+++ MATERIAL SUPPLIED +++
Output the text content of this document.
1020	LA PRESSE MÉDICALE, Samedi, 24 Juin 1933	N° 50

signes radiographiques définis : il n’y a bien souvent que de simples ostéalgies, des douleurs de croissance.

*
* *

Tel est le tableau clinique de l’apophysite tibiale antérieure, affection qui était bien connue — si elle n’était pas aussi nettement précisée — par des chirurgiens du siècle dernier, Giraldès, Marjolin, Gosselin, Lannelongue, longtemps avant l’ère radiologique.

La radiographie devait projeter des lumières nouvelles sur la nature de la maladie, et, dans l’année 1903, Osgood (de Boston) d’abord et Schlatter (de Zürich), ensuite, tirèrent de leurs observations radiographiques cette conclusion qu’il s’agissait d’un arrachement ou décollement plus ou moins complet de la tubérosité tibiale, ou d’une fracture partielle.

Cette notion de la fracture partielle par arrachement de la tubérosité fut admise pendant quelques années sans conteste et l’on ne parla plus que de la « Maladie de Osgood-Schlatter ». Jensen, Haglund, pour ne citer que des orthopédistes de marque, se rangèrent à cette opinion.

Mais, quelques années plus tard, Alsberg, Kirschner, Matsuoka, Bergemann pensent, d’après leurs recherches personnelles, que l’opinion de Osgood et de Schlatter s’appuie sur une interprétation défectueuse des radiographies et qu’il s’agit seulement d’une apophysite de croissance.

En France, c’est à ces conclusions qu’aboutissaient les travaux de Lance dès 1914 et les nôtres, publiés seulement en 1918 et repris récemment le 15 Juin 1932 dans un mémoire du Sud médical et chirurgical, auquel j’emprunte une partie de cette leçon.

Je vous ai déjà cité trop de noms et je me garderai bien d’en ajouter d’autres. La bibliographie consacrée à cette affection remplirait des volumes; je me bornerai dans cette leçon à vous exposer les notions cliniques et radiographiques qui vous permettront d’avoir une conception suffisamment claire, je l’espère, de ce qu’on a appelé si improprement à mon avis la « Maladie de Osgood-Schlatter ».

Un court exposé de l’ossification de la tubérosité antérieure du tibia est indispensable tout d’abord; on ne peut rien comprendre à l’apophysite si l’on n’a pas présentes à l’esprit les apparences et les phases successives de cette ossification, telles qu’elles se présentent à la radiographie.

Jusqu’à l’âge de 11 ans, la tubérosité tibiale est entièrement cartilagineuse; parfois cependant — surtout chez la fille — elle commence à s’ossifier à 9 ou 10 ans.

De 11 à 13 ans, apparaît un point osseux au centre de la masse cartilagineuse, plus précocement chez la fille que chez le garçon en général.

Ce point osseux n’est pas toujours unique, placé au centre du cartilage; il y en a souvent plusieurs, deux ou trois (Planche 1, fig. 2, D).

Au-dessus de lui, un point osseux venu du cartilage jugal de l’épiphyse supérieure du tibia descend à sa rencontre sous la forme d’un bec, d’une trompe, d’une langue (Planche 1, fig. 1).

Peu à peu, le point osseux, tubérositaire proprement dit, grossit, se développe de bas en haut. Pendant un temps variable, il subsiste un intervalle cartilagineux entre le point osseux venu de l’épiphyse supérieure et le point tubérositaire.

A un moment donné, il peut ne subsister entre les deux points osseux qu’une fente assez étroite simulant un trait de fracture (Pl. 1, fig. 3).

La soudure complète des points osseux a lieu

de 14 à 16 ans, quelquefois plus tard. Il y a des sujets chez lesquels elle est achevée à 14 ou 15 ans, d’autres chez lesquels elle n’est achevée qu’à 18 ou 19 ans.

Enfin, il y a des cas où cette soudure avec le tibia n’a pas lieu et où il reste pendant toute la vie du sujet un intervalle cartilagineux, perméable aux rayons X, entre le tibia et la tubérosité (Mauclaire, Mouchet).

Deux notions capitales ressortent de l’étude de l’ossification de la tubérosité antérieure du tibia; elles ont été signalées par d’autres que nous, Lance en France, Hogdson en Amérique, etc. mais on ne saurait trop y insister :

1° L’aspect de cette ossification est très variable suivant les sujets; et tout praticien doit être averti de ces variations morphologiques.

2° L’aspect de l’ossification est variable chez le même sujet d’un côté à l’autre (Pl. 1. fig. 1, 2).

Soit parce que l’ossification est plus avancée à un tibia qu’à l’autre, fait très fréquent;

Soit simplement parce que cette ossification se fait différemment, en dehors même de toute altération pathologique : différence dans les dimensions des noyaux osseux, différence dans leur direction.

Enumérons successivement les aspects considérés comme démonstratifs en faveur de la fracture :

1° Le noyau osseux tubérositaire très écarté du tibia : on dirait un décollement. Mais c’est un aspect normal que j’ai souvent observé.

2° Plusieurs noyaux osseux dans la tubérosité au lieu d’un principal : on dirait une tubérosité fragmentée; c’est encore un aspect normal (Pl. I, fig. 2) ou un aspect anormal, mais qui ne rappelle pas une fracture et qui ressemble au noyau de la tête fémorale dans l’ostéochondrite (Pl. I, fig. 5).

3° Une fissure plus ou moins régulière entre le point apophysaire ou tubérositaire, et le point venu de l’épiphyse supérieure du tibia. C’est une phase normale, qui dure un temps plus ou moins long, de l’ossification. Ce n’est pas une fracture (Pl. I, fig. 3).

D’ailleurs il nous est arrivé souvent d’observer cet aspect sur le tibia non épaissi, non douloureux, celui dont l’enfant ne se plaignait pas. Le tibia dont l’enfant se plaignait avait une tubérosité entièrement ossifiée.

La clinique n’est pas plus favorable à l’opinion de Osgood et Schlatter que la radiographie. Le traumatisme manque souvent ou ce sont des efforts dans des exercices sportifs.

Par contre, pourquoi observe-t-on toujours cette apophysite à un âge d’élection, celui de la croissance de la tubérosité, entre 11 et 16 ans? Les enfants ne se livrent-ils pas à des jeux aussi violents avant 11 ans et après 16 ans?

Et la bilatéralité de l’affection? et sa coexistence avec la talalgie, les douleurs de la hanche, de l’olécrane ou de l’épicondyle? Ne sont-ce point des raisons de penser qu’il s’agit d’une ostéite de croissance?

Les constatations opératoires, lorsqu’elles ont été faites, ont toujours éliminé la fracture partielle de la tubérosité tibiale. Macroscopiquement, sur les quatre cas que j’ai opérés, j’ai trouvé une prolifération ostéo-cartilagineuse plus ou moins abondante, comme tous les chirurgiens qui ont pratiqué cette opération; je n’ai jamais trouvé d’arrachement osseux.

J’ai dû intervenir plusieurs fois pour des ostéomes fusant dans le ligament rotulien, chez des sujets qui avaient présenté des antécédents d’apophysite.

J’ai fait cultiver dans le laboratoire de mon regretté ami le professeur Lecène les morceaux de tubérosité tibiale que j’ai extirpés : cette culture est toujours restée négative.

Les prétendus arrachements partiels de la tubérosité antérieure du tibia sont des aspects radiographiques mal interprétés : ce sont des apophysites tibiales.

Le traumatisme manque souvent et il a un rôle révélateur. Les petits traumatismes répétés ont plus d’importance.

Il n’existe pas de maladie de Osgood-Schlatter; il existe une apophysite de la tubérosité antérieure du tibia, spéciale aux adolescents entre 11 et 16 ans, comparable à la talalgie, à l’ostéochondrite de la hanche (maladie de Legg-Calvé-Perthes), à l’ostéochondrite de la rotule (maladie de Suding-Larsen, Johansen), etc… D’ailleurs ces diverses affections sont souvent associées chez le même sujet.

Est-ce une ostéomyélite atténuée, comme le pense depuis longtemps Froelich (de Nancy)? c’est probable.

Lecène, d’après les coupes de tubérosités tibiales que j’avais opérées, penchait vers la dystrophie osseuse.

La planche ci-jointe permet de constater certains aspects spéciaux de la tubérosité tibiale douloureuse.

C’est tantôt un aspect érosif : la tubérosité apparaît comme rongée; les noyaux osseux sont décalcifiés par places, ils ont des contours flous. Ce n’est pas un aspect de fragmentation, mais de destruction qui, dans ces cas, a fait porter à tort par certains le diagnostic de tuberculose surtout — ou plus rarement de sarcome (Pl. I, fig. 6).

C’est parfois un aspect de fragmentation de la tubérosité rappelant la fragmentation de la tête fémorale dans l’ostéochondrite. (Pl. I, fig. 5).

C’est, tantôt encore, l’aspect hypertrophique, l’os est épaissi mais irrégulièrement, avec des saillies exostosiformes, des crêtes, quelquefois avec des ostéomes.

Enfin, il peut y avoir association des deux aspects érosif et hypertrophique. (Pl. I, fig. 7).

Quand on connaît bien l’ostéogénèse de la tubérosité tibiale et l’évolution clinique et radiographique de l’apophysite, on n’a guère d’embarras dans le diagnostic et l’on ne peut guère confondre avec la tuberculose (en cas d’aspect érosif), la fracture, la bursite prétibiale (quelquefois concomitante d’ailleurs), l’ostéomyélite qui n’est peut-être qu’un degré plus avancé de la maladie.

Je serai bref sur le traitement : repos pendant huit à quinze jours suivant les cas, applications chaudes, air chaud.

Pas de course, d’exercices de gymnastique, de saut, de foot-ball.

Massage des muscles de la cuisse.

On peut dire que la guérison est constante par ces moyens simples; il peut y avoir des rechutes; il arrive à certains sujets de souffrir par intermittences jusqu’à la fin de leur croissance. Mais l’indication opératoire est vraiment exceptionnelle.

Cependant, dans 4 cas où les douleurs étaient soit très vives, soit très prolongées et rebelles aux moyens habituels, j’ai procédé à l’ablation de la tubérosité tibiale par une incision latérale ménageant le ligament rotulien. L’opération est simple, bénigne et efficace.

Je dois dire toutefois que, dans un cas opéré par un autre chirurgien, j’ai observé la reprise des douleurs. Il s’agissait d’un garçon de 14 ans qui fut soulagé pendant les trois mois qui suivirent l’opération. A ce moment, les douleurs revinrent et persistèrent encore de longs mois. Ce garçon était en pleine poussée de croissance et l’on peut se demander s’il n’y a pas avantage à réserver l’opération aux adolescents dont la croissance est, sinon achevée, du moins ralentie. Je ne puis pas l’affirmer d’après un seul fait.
+++
--- AIM OF THE EXERCISE ---
In the lines above, locate the string "épiphyse". Copy every line where it occurs.

--- OUTPUT FOR THIS EXERCISE ---
Au-dessus de lui, un point osseux venu du cartilage jugal de l’épiphyse supérieure du tibia descend à sa rencontre sous la forme d’un bec, d’une trompe, d’une langue (Planche 1, fig. 1).
Peu à peu, le point osseux, tubérositaire proprement dit, grossit, se développe de bas en haut. Pendant un temps variable, il subsiste un intervalle cartilagineux entre le point osseux venu de l’épiphyse supérieure et le point tubérositaire.
3° Une fissure plus ou moins régulière entre le point apophysaire ou tubérositaire, et le point venu de l’épiphyse supérieure du tibia. C’est une phase normale, qui dure un temps plus ou moins long, de l’ossification. Ce n’est pas une fracture (Pl. I, fig. 3).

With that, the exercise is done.